↓
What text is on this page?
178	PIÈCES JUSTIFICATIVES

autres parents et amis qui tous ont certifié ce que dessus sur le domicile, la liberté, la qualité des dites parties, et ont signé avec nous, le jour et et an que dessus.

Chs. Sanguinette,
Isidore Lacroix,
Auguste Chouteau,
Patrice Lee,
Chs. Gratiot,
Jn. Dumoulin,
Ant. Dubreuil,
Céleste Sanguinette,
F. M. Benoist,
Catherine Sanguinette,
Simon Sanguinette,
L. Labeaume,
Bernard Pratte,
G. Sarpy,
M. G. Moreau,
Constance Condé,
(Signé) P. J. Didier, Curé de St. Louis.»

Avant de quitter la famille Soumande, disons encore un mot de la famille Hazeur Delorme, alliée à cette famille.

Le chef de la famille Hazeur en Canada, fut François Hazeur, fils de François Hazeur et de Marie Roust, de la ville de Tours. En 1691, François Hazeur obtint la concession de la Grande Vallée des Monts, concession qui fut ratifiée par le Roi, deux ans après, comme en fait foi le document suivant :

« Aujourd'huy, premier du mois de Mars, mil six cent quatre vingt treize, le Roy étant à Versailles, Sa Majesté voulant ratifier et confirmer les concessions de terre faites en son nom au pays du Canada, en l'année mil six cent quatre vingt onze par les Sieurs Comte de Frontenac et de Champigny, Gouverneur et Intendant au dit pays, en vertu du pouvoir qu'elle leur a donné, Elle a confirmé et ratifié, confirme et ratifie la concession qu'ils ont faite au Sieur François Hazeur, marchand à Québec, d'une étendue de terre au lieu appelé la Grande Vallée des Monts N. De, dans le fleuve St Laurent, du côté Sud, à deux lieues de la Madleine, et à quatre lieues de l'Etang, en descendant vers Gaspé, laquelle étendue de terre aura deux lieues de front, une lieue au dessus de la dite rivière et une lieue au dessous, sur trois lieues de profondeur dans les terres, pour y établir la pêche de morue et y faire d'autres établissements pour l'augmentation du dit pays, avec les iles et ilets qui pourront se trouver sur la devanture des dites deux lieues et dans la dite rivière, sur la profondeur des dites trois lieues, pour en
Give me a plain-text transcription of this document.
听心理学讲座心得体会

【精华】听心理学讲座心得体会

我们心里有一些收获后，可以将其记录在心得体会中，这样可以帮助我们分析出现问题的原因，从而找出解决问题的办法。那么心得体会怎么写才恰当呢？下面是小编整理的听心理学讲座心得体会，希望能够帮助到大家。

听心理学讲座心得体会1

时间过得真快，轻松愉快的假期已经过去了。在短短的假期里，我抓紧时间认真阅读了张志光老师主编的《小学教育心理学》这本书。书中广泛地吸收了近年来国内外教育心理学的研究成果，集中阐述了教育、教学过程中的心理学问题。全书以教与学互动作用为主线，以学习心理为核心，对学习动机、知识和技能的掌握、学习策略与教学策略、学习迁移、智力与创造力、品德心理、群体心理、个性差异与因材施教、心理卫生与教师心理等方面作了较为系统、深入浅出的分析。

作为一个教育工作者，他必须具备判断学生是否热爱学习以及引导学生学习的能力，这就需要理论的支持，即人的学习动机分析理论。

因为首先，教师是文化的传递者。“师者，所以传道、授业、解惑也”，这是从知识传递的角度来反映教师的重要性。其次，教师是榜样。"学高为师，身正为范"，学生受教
↑
Exercise goal: Which lines hold the word "document"? Copy all of them.

Output below:
Le chef de la famille Hazeur en Canada, fut François Hazeur, fils de François Hazeur et de Marie Roust, de la ville de Tours. En 1691, François Hazeur obtint la concession de la Grande Vallée des Monts, concession qui fut ratifiée par le Roi, deux ans après, comme en fait foi le document suivant :
Give me a plain-text transcription of this document.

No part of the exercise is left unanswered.